Please transcribe the records precisely; pictures stay out of your copy.
==== Data listing
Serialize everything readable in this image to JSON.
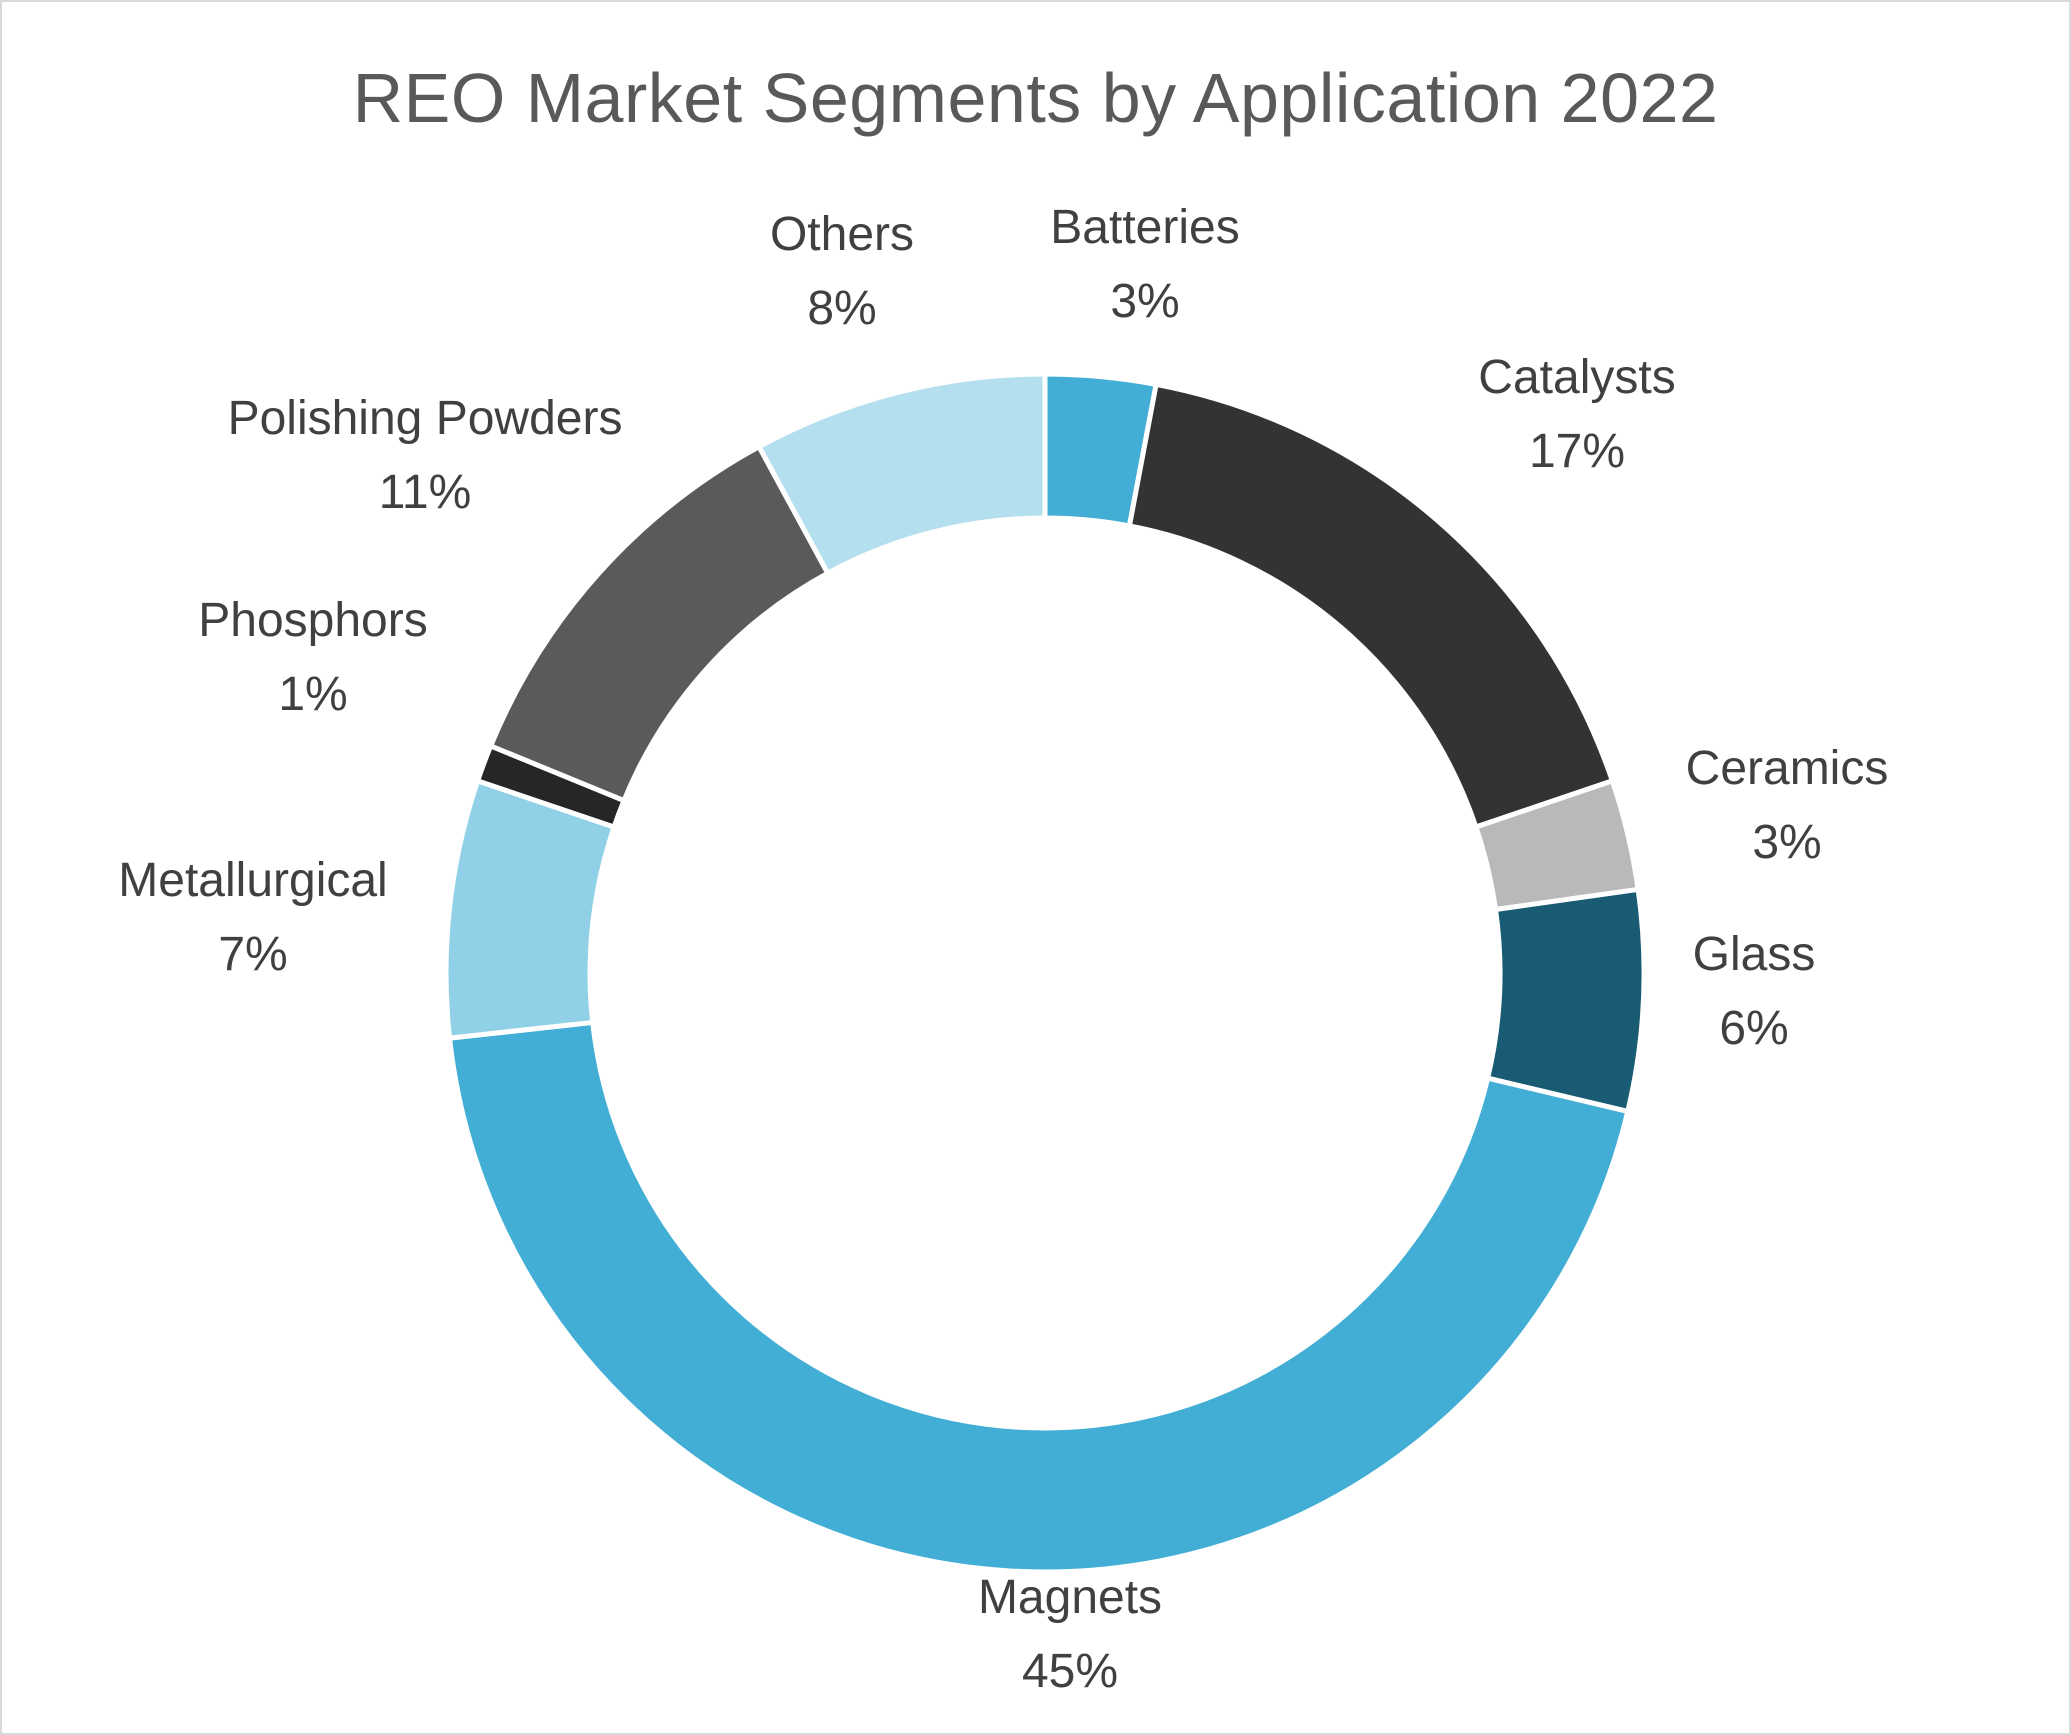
{
  "chart_data": {
    "type": "pie",
    "subtype": "donut",
    "title": "REO Market Segments by Application 2022",
    "slices": [
      {
        "name": "Batteries",
        "value": 3,
        "label": "3%",
        "color": "#43AED5"
      },
      {
        "name": "Catalysts",
        "value": 17,
        "label": "17%",
        "color": "#333333"
      },
      {
        "name": "Ceramics",
        "value": 3,
        "label": "3%",
        "color": "#B9B9B9"
      },
      {
        "name": "Glass",
        "value": 6,
        "label": "6%",
        "color": "#195B72"
      },
      {
        "name": "Magnets",
        "value": 45,
        "label": "45%",
        "color": "#43AED5"
      },
      {
        "name": "Metallurgical",
        "value": 7,
        "label": "7%",
        "color": "#90D1E7"
      },
      {
        "name": "Phosphors",
        "value": 1,
        "label": "1%",
        "color": "#262626"
      },
      {
        "name": "Polishing Powders",
        "value": 11,
        "label": "11%",
        "color": "#5B5A5B"
      },
      {
        "name": "Others",
        "value": 8,
        "label": "8%",
        "color": "#B4DFEE"
      }
    ],
    "legend": "none",
    "data_labels": "outside"
  }
}
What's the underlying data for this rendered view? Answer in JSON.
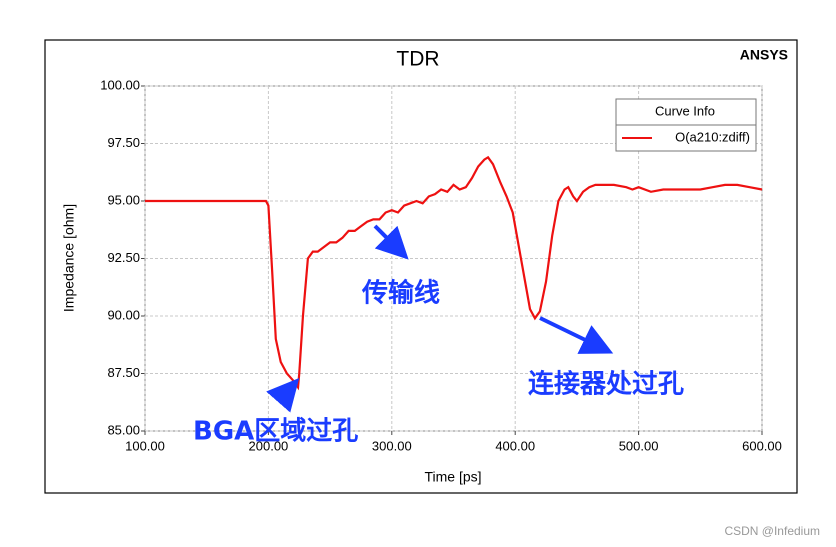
{
  "chart_data": {
    "type": "line",
    "title": "TDR",
    "brand": "ANSYS",
    "xlabel": "Time [ps]",
    "ylabel": "Impedance [ohm]",
    "xlim": [
      100,
      600
    ],
    "ylim": [
      85,
      100
    ],
    "xticks": [
      {
        "value": 100,
        "label": "100.00"
      },
      {
        "value": 200,
        "label": "200.00"
      },
      {
        "value": 300,
        "label": "300.00"
      },
      {
        "value": 400,
        "label": "400.00"
      },
      {
        "value": 500,
        "label": "500.00"
      },
      {
        "value": 600,
        "label": "600.00"
      }
    ],
    "yticks": [
      {
        "value": 85,
        "label": "85.00"
      },
      {
        "value": 87.5,
        "label": "87.50"
      },
      {
        "value": 90,
        "label": "90.00"
      },
      {
        "value": 92.5,
        "label": "92.50"
      },
      {
        "value": 95,
        "label": "95.00"
      },
      {
        "value": 97.5,
        "label": "97.50"
      },
      {
        "value": 100,
        "label": "100.00"
      }
    ],
    "grid": true,
    "legend_title": "Curve Info",
    "legend_position": "upper-right",
    "x": [
      100,
      198,
      200,
      203,
      206,
      210,
      215,
      220,
      224,
      225,
      228,
      232,
      236,
      240,
      245,
      250,
      255,
      260,
      265,
      270,
      275,
      280,
      285,
      290,
      295,
      300,
      305,
      310,
      315,
      320,
      325,
      330,
      335,
      340,
      345,
      350,
      355,
      360,
      365,
      370,
      375,
      378,
      382,
      388,
      393,
      398,
      403,
      408,
      412,
      416,
      420,
      425,
      430,
      435,
      440,
      443,
      447,
      450,
      455,
      460,
      465,
      470,
      480,
      490,
      495,
      500,
      510,
      520,
      530,
      540,
      550,
      560,
      570,
      575,
      580,
      590,
      600
    ],
    "series": [
      {
        "name": "O(a210:zdiff)",
        "color": "#ee1111",
        "values": [
          95,
          95,
          94.8,
          92,
          89,
          88,
          87.5,
          87.2,
          86.9,
          87.5,
          90,
          92.5,
          92.8,
          92.8,
          93,
          93.2,
          93.2,
          93.4,
          93.7,
          93.7,
          93.9,
          94.1,
          94.2,
          94.2,
          94.5,
          94.6,
          94.5,
          94.8,
          94.9,
          95,
          94.9,
          95.2,
          95.3,
          95.5,
          95.4,
          95.7,
          95.5,
          95.6,
          96,
          96.5,
          96.8,
          96.9,
          96.6,
          95.8,
          95.2,
          94.5,
          93,
          91.5,
          90.3,
          89.9,
          90.2,
          91.5,
          93.5,
          95,
          95.5,
          95.6,
          95.2,
          95,
          95.4,
          95.6,
          95.7,
          95.7,
          95.7,
          95.6,
          95.5,
          95.6,
          95.4,
          95.5,
          95.5,
          95.5,
          95.5,
          95.6,
          95.7,
          95.7,
          95.7,
          95.6,
          95.5
        ]
      }
    ],
    "annotations": [
      "传输线",
      "BGA区域过孔",
      "连接器处过孔"
    ],
    "watermark": "CSDN @Infedium"
  }
}
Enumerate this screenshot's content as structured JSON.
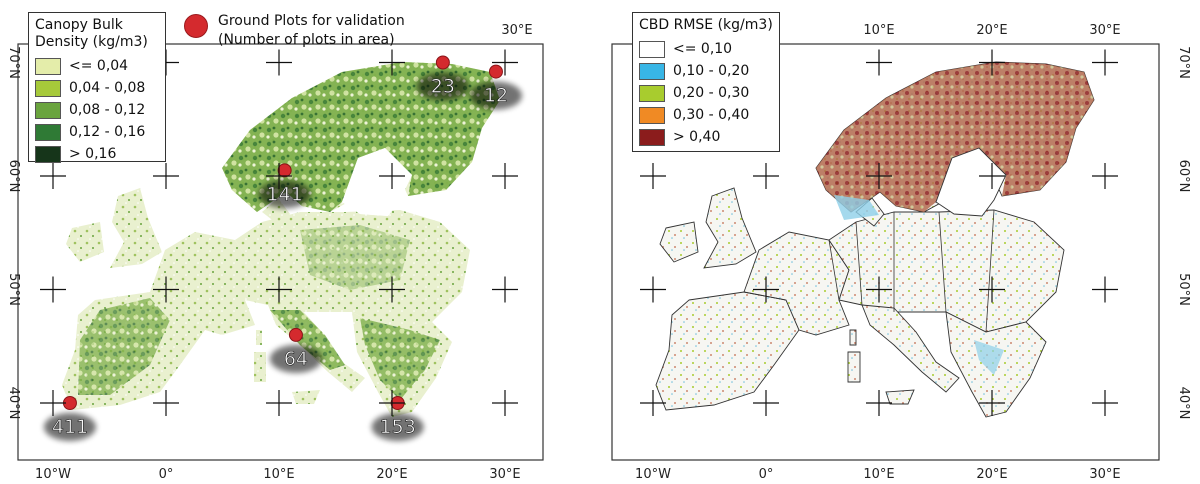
{
  "left_map": {
    "legend": {
      "title_line1": "Canopy Bulk",
      "title_line2": "Density (kg/m3)",
      "classes": [
        {
          "label": "<= 0,04",
          "color": "#e4edaa"
        },
        {
          "label": "0,04 - 0,08",
          "color": "#a6c93a"
        },
        {
          "label": "0,08 - 0,12",
          "color": "#6aa43e"
        },
        {
          "label": "0,12 - 0,16",
          "color": "#2f7a35"
        },
        {
          "label": "> 0,16",
          "color": "#16351a"
        }
      ]
    },
    "plots_legend": {
      "line1": "Ground Plots for validation",
      "line2": "(Number of plots in area)",
      "color": "#d42a2e"
    },
    "plots": [
      {
        "count": "23",
        "lon": 24.5,
        "lat": 70.0
      },
      {
        "count": "12",
        "lon": 29.2,
        "lat": 69.2
      },
      {
        "count": "141",
        "lon": 10.5,
        "lat": 60.5
      },
      {
        "count": "64",
        "lon": 11.5,
        "lat": 46.0
      },
      {
        "count": "411",
        "lon": -8.5,
        "lat": 40.0
      },
      {
        "count": "153",
        "lon": 20.5,
        "lat": 40.0
      }
    ],
    "axes": {
      "top_x": [
        "30°E"
      ],
      "bottom_x": [
        "10°W",
        "0°",
        "10°E",
        "20°E",
        "30°E"
      ],
      "left_y": [
        "70°N",
        "60°N",
        "50°N",
        "40°N"
      ]
    }
  },
  "right_map": {
    "legend": {
      "title": "CBD RMSE (kg/m3)",
      "classes": [
        {
          "label": "<= 0,10",
          "color": "#ffffff"
        },
        {
          "label": "0,10 - 0,20",
          "color": "#38b6e6"
        },
        {
          "label": "0,20 - 0,30",
          "color": "#a8cc2e"
        },
        {
          "label": "0,30 - 0,40",
          "color": "#f08a24"
        },
        {
          "label": "> 0,40",
          "color": "#8b1c1c"
        }
      ]
    },
    "axes": {
      "top_x": [
        "10°E",
        "20°E",
        "30°E"
      ],
      "bottom_x": [
        "10°W",
        "0°",
        "10°E",
        "20°E",
        "30°E"
      ],
      "right_y": [
        "70°N",
        "60°N",
        "50°N",
        "40°N"
      ]
    }
  }
}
========
## Written solution
Serialize everything readable in this image to JSON.
{
  "chart_data": {
    "type": "pie",
    "subtype": "donut",
    "title": "REO Market Segments by Application 2022",
    "slices": [
      {
        "name": "Batteries",
        "value": 3,
        "label": "3%",
        "color": "#43AED5"
      },
      {
        "name": "Catalysts",
        "value": 17,
        "label": "17%",
        "color": "#333333"
      },
      {
        "name": "Ceramics",
        "value": 3,
        "label": "3%",
        "color": "#B9B9B9"
      },
      {
        "name": "Glass",
        "value": 6,
        "label": "6%",
        "color": "#195B72"
      },
      {
        "name": "Magnets",
        "value": 45,
        "label": "45%",
        "color": "#43AED5"
      },
      {
        "name": "Metallurgical",
        "value": 7,
        "label": "7%",
        "color": "#90D1E7"
      },
      {
        "name": "Phosphors",
        "value": 1,
        "label": "1%",
        "color": "#262626"
      },
      {
        "name": "Polishing Powders",
        "value": 11,
        "label": "11%",
        "color": "#5B5A5B"
      },
      {
        "name": "Others",
        "value": 8,
        "label": "8%",
        "color": "#B4DFEE"
      }
    ],
    "legend": "none",
    "data_labels": "outside"
  }
}
What's the underlying data for this rendered view? Answer in JSON.
{
  "chart_data": {
    "type": "line",
    "title": "TDR",
    "brand": "ANSYS",
    "xlabel": "Time [ps]",
    "ylabel": "Impedance [ohm]",
    "xlim": [
      100,
      600
    ],
    "ylim": [
      85,
      100
    ],
    "xticks": [
      {
        "value": 100,
        "label": "100.00"
      },
      {
        "value": 200,
        "label": "200.00"
      },
      {
        "value": 300,
        "label": "300.00"
      },
      {
        "value": 400,
        "label": "400.00"
      },
      {
        "value": 500,
        "label": "500.00"
      },
      {
        "value": 600,
        "label": "600.00"
      }
    ],
    "yticks": [
      {
        "value": 85,
        "label": "85.00"
      },
      {
        "value": 87.5,
        "label": "87.50"
      },
      {
        "value": 90,
        "label": "90.00"
      },
      {
        "value": 92.5,
        "label": "92.50"
      },
      {
        "value": 95,
        "label": "95.00"
      },
      {
        "value": 97.5,
        "label": "97.50"
      },
      {
        "value": 100,
        "label": "100.00"
      }
    ],
    "grid": true,
    "legend_title": "Curve Info",
    "legend_position": "upper-right",
    "x": [
      100,
      198,
      200,
      203,
      206,
      210,
      215,
      220,
      224,
      225,
      228,
      232,
      236,
      240,
      245,
      250,
      255,
      260,
      265,
      270,
      275,
      280,
      285,
      290,
      295,
      300,
      305,
      310,
      315,
      320,
      325,
      330,
      335,
      340,
      345,
      350,
      355,
      360,
      365,
      370,
      375,
      378,
      382,
      388,
      393,
      398,
      403,
      408,
      412,
      416,
      420,
      425,
      430,
      435,
      440,
      443,
      447,
      450,
      455,
      460,
      465,
      470,
      480,
      490,
      495,
      500,
      510,
      520,
      530,
      540,
      550,
      560,
      570,
      575,
      580,
      590,
      600
    ],
    "series": [
      {
        "name": "O(a210:zdiff)",
        "color": "#ee1111",
        "values": [
          95,
          95,
          94.8,
          92,
          89,
          88,
          87.5,
          87.2,
          86.9,
          87.5,
          90,
          92.5,
          92.8,
          92.8,
          93,
          93.2,
          93.2,
          93.4,
          93.7,
          93.7,
          93.9,
          94.1,
          94.2,
          94.2,
          94.5,
          94.6,
          94.5,
          94.8,
          94.9,
          95,
          94.9,
          95.2,
          95.3,
          95.5,
          95.4,
          95.7,
          95.5,
          95.6,
          96,
          96.5,
          96.8,
          96.9,
          96.6,
          95.8,
          95.2,
          94.5,
          93,
          91.5,
          90.3,
          89.9,
          90.2,
          91.5,
          93.5,
          95,
          95.5,
          95.6,
          95.2,
          95,
          95.4,
          95.6,
          95.7,
          95.7,
          95.7,
          95.6,
          95.5,
          95.6,
          95.4,
          95.5,
          95.5,
          95.5,
          95.5,
          95.6,
          95.7,
          95.7,
          95.7,
          95.6,
          95.5
        ]
      }
    ],
    "annotations": [
      "传输线",
      "BGA区域过孔",
      "连接器处过孔"
    ],
    "watermark": "CSDN @Infedium"
  }
}
Enumerate this screenshot's content as structured JSON.
{
  "left_map": {
    "legend": {
      "title_line1": "Canopy Bulk",
      "title_line2": "Density (kg/m3)",
      "classes": [
        {
          "label": "<= 0,04",
          "color": "#e4edaa"
        },
        {
          "label": "0,04 - 0,08",
          "color": "#a6c93a"
        },
        {
          "label": "0,08 - 0,12",
          "color": "#6aa43e"
        },
        {
          "label": "0,12 - 0,16",
          "color": "#2f7a35"
        },
        {
          "label": "> 0,16",
          "color": "#16351a"
        }
      ]
    },
    "plots_legend": {
      "line1": "Ground Plots for validation",
      "line2": "(Number of plots in area)",
      "color": "#d42a2e"
    },
    "plots": [
      {
        "count": "23",
        "lon": 24.5,
        "lat": 70.0
      },
      {
        "count": "12",
        "lon": 29.2,
        "lat": 69.2
      },
      {
        "count": "141",
        "lon": 10.5,
        "lat": 60.5
      },
      {
        "count": "64",
        "lon": 11.5,
        "lat": 46.0
      },
      {
        "count": "411",
        "lon": -8.5,
        "lat": 40.0
      },
      {
        "count": "153",
        "lon": 20.5,
        "lat": 40.0
      }
    ],
    "axes": {
      "top_x": [
        "30°E"
      ],
      "bottom_x": [
        "10°W",
        "0°",
        "10°E",
        "20°E",
        "30°E"
      ],
      "left_y": [
        "70°N",
        "60°N",
        "50°N",
        "40°N"
      ]
    }
  },
  "right_map": {
    "legend": {
      "title": "CBD RMSE (kg/m3)",
      "classes": [
        {
          "label": "<= 0,10",
          "color": "#ffffff"
        },
        {
          "label": "0,10 - 0,20",
          "color": "#38b6e6"
        },
        {
          "label": "0,20 - 0,30",
          "color": "#a8cc2e"
        },
        {
          "label": "0,30 - 0,40",
          "color": "#f08a24"
        },
        {
          "label": "> 0,40",
          "color": "#8b1c1c"
        }
      ]
    },
    "axes": {
      "top_x": [
        "10°E",
        "20°E",
        "30°E"
      ],
      "bottom_x": [
        "10°W",
        "0°",
        "10°E",
        "20°E",
        "30°E"
      ],
      "right_y": [
        "70°N",
        "60°N",
        "50°N",
        "40°N"
      ]
    }
  }
}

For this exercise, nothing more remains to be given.